_Aim_
Print the listing that follows, character for character.

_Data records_
================

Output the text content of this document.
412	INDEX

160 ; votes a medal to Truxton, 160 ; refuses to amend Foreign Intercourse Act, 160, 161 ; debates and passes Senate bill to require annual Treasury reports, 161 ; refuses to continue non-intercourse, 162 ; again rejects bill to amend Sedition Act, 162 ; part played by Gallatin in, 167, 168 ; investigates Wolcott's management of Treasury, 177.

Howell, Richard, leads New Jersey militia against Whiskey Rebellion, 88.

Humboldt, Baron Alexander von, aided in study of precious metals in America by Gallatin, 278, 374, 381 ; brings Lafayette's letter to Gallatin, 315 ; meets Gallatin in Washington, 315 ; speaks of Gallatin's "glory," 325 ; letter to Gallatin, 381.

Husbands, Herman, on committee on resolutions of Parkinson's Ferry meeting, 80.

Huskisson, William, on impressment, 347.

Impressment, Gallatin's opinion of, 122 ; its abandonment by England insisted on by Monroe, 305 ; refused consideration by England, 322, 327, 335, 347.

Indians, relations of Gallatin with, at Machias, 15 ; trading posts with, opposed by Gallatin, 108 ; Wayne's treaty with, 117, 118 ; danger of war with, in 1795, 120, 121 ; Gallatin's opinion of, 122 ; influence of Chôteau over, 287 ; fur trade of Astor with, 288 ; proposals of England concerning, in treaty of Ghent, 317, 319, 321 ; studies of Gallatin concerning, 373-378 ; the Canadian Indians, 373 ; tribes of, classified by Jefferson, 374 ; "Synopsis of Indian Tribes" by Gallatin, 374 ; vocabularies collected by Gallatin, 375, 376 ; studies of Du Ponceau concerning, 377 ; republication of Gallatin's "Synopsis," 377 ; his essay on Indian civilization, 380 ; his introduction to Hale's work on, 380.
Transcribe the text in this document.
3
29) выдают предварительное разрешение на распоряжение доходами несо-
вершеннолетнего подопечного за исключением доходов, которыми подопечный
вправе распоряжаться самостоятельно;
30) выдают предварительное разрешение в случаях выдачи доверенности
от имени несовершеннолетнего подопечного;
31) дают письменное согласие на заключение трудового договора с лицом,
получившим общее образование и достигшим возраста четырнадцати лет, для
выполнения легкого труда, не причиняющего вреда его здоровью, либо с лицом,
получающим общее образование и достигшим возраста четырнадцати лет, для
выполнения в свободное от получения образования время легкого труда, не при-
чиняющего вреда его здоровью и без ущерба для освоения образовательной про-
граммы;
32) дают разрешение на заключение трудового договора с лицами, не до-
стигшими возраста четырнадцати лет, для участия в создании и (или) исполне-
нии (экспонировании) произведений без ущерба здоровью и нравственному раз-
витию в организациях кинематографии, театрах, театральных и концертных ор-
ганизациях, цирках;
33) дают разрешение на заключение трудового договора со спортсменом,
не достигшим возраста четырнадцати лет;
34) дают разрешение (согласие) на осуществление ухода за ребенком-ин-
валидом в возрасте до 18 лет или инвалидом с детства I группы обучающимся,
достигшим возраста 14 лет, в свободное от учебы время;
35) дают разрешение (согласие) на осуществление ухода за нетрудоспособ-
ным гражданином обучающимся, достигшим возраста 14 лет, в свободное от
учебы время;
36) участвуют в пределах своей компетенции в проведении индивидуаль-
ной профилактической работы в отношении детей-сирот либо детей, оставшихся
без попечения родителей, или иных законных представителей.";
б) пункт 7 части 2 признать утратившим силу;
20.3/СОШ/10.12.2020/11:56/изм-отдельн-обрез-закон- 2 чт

================

_Written response_
Output the text content of this document.
412	INDEX

160 ; votes a medal to Truxton, 160 ; refuses to amend Foreign Intercourse Act, 160, 161 ; debates and passes Senate bill to require annual Treasury reports, 161 ; refuses to continue non-intercourse, 162 ; again rejects bill to amend Sedition Act, 162 ; part played by Gallatin in, 167, 168 ; investigates Wolcott's management of Treasury, 177.

Howell, Richard, leads New Jersey militia against Whiskey Rebellion, 88.

Humboldt, Baron Alexander von, aided in study of precious metals in America by Gallatin, 278, 374, 381 ; brings Lafayette's letter to Gallatin, 315 ; meets Gallatin in Washington, 315 ; speaks of Gallatin's "glory," 325 ; letter to Gallatin, 381.

Husbands, Herman, on committee on resolutions of Parkinson's Ferry meeting, 80.

Huskisson, William, on impressment, 347.

Impressment, Gallatin's opinion of, 122 ; its abandonment by England insisted on by Monroe, 305 ; refused consideration by England, 322, 327, 335, 347.

Indians, relations of Gallatin with, at Machias, 15 ; trading posts with, opposed by Gallatin, 108 ; Wayne's treaty with, 117, 118 ; danger of war with, in 1795, 120, 121 ; Gallatin's opinion of, 122 ; influence of Chôteau over, 287 ; fur trade of Astor with, 288 ; proposals of England concerning, in treaty of Ghent, 317, 319, 321 ; studies of Gallatin concerning, 373-378 ; the Canadian Indians, 373 ; tribes of, classified by Jefferson, 374 ; "Synopsis of Indian Tribes" by Gallatin, 374 ; vocabularies collected by Gallatin, 375, 376 ; studies of Du Ponceau concerning, 377 ; republication of Gallatin's "Synopsis," 377 ; his essay on Indian civilization, 380 ; his introduction to Hale's work on, 380.
Transcribe the text in this document.
3
29) выдают предварительное разрешение на распоряжение доходами несо-
вершеннолетнего подопечного за исключением доходов, которыми подопечный
вправе распоряжаться самостоятельно;
30) выдают предварительное разрешение в случаях выдачи доверенности
от имени несовершеннолетнего подопечного;
31) дают письменное согласие на заключение трудового договора с лицом,
получившим общее образование и достигшим возраста четырнадцати лет, для
выполнения легкого труда, не причиняющего вреда его здоровью, либо с лицом,
получающим общее образование и достигшим возраста четырнадцати лет, для
выполнения в свободное от получения образования время легкого труда, не при-
чиняющего вреда его здоровью и без ущерба для освоения образовательной про-
граммы;
32) дают разрешение на заключение трудового договора с лицами, не до-
стигшими возраста четырнадцати лет, для участия в создании и (или) исполне-
нии (экспонировании) произведений без ущерба здоровью и нравственному раз-
витию в организациях кинематографии, театрах, театральных и концертных ор-
ганизациях, цирках;
33) дают разрешение на заключение трудового договора со спортсменом,
не достигшим возраста четырнадцати лет;
34) дают разрешение (согласие) на осуществление ухода за ребенком-ин-
валидом в возрасте до 18 лет или инвалидом с детства I группы обучающимся,
достигшим возраста 14 лет, в свободное от учебы время;
35) дают разрешение (согласие) на осуществление ухода за нетрудоспособ-
ным гражданином обучающимся, достигшим возраста 14 лет, в свободное от
учебы время;
36) участвуют в пределах своей компетенции в проведении индивидуаль-
ной профилактической работы в отношении детей-сирот либо детей, оставшихся
без попечения родителей, или иных законных представителей.";
б) пункт 7 части 2 признать утратившим силу;
20.3/СОШ/10.12.2020/11:56/изм-отдельн-обрез-закон- 2 чт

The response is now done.